*** Opening Document passage ***

It is too early to determine if farmers participating in the study have changed their management practices due to the results of the study.
Areas needing additional study
Several of the participating farmers have expressed interest in the plastic used to seal silos and how these plastics might be improved or replaced with an edible silage cover.

*** Closing Document passage ***
*** Opening Data for analysis ***

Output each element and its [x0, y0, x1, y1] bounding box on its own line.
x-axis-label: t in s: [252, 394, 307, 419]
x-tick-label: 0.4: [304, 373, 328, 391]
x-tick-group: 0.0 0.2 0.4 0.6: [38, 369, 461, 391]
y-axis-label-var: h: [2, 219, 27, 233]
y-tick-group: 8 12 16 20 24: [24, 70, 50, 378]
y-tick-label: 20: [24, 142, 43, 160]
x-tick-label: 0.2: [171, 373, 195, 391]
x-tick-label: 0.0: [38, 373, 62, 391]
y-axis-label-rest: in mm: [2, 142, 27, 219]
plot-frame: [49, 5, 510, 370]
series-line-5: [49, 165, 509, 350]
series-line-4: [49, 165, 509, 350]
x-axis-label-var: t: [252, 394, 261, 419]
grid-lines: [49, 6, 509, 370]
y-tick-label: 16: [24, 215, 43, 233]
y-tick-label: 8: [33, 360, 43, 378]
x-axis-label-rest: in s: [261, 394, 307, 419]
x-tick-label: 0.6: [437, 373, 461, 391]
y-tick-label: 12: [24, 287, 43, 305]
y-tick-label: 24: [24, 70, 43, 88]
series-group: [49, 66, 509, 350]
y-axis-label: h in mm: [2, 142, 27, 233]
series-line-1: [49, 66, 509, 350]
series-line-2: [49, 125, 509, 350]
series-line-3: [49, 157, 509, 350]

*** Closing Data for analysis ***

▸ **Tasks**:
(a) According to the document passage, what have several of the participating farmers expressed interest in?
(b) Rewrite the document passage from "Areas needing additional" up to and including "edible silage cover.", putting "bunkers" in place of "silos".

▸ **Task answers**:
(a) The plastic used to seal silos, and how these plastics might be improved or replaced with an edible silage cover.

(b)
Areas needing additional study
Several of the participating farmers have expressed interest in the plastic used to seal bunkers and how these plastics might be improved or replaced with an edible silage cover.